Dataset rows
------------
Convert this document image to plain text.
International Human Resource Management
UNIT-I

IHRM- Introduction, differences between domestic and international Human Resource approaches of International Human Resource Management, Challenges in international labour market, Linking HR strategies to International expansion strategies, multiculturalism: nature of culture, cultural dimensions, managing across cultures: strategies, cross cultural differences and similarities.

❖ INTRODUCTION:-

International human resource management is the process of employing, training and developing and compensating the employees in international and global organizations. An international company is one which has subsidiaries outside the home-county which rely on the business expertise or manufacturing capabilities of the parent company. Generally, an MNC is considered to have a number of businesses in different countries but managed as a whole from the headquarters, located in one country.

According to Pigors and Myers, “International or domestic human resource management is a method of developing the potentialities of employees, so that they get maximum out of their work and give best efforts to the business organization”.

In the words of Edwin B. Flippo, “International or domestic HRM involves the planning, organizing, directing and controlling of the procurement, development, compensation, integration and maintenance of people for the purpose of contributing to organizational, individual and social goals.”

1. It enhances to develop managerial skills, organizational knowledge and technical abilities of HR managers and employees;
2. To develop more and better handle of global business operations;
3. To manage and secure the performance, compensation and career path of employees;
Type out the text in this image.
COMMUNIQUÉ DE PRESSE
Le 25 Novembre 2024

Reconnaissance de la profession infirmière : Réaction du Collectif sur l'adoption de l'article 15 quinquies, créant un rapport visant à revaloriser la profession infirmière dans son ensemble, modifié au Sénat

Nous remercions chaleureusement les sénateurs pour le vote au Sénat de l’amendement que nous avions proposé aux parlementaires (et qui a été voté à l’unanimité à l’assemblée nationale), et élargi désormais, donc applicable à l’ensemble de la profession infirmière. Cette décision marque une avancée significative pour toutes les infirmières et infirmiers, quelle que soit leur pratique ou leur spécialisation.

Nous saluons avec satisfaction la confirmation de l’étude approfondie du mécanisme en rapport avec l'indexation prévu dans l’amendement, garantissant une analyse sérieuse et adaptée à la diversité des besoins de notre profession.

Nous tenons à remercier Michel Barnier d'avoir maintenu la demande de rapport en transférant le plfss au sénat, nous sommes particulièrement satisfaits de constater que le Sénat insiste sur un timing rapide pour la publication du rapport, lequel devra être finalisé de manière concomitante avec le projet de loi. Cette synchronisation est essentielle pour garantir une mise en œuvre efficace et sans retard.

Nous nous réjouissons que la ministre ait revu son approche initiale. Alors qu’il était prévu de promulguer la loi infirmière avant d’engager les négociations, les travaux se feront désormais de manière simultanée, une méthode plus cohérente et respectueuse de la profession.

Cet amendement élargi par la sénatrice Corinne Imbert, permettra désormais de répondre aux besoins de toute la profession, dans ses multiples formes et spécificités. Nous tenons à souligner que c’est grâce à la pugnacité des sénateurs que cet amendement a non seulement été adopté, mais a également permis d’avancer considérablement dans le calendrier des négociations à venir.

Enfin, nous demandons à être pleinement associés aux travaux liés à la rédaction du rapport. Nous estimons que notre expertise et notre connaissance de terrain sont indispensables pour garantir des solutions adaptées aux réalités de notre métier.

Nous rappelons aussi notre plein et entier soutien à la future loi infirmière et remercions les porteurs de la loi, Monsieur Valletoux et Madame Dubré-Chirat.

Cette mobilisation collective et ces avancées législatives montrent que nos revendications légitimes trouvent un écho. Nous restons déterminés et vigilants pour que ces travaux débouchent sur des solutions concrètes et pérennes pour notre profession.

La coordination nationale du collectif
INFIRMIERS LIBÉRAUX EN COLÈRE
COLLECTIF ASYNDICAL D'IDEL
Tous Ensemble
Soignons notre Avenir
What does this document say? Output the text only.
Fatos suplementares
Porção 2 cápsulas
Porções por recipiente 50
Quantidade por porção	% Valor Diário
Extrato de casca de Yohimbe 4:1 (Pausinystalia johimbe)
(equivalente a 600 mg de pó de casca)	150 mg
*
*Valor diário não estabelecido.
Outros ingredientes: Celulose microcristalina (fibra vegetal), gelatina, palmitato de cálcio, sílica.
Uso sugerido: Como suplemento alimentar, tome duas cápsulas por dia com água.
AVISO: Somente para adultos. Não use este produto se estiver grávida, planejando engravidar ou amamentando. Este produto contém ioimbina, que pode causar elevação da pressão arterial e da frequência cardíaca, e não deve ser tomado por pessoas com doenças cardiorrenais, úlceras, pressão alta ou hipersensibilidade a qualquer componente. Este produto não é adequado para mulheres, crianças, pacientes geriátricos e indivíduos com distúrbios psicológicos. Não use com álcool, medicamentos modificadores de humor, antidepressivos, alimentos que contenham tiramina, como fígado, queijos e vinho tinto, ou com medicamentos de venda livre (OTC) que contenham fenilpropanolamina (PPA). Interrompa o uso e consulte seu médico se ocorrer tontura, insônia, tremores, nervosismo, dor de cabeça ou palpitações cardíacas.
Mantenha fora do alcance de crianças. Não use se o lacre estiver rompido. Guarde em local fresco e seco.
------------
Exactly as written, give again every line from the one containing "What does this" through the last line of the material above, and no other lines.

What does this document say? Output the text only.
Fatos suplementares
Porção 2 cápsulas
Porções por recipiente 50
Quantidade por porção	% Valor Diário
Extrato de casca de Yohimbe 4:1 (Pausinystalia johimbe)
(equivalente a 600 mg de pó de casca)	150 mg
*
*Valor diário não estabelecido.
Outros ingredientes: Celulose microcristalina (fibra vegetal), gelatina, palmitato de cálcio, sílica.
Uso sugerido: Como suplemento alimentar, tome duas cápsulas por dia com água.
AVISO: Somente para adultos. Não use este produto se estiver grávida, planejando engravidar ou amamentando. Este produto contém ioimbina, que pode causar elevação da pressão arterial e da frequência cardíaca, e não deve ser tomado por pessoas com doenças cardiorrenais, úlceras, pressão alta ou hipersensibilidade a qualquer componente. Este produto não é adequado para mulheres, crianças, pacientes geriátricos e indivíduos com distúrbios psicológicos. Não use com álcool, medicamentos modificadores de humor, antidepressivos, alimentos que contenham tiramina, como fígado, queijos e vinho tinto, ou com medicamentos de venda livre (OTC) que contenham fenilpropanolamina (PPA). Interrompa o uso e consulte seu médico se ocorrer tontura, insônia, tremores, nervosismo, dor de cabeça ou palpitações cardíacas.
Mantenha fora do alcance de crianças. Não use se o lacre estiver rompido. Guarde em local fresco e seco.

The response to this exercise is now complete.